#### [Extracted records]
· · · · ·
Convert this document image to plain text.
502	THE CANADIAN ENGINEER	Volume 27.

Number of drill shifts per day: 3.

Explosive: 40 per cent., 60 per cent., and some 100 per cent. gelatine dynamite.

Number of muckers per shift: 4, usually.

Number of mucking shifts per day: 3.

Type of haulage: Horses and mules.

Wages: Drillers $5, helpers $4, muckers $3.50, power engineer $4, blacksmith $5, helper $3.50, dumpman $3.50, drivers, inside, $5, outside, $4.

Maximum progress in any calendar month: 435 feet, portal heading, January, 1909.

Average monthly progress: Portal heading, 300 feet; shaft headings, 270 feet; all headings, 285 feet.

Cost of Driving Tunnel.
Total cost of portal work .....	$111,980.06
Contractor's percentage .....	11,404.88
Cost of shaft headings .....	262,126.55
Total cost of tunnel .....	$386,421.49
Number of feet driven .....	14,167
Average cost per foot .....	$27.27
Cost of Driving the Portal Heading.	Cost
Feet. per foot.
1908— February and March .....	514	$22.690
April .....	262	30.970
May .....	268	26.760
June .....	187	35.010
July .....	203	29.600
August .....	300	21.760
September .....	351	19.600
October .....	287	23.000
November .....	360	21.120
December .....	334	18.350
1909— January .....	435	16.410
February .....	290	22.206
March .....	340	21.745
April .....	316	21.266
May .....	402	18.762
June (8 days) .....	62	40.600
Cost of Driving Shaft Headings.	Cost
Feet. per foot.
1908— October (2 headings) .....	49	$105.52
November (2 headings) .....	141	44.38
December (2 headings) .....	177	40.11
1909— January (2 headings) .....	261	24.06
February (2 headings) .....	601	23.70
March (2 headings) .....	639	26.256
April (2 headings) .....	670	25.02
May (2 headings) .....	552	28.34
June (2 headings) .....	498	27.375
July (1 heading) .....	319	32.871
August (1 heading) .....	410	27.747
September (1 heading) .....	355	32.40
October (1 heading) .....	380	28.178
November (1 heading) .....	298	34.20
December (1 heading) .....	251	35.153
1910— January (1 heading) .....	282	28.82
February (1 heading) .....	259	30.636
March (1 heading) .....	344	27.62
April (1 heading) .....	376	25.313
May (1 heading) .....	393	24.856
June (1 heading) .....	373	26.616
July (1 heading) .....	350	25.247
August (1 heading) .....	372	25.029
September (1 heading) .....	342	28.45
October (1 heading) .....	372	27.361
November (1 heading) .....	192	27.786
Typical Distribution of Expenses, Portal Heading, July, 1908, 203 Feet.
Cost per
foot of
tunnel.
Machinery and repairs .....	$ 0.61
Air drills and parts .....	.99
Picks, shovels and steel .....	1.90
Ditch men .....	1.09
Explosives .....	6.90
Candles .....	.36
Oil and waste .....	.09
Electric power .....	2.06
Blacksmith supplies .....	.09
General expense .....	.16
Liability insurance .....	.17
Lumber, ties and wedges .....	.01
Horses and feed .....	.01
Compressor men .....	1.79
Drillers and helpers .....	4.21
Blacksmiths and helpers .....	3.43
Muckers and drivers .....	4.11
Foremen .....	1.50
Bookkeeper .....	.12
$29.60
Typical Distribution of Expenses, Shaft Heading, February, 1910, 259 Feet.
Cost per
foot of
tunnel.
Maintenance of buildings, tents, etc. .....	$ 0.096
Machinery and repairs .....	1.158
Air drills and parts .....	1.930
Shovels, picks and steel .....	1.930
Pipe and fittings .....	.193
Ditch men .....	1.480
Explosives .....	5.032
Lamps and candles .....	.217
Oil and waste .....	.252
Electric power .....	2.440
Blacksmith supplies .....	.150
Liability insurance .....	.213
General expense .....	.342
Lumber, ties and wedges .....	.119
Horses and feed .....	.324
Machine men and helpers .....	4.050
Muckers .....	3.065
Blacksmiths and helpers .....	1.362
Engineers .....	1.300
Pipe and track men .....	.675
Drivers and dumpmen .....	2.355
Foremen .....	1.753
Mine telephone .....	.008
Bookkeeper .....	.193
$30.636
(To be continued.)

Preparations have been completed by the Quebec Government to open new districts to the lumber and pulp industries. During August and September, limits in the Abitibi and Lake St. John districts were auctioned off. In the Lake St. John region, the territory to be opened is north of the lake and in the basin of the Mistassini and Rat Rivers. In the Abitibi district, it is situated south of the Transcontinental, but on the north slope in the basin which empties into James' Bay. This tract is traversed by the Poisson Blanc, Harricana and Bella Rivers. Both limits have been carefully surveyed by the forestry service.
· · · · ·
Pick out and copy every line that contains the word "wedges".

#### [REPLY TO THE EXERCISE]
Lumber, ties and wedges .....	.01
Lumber, ties and wedges .....	.119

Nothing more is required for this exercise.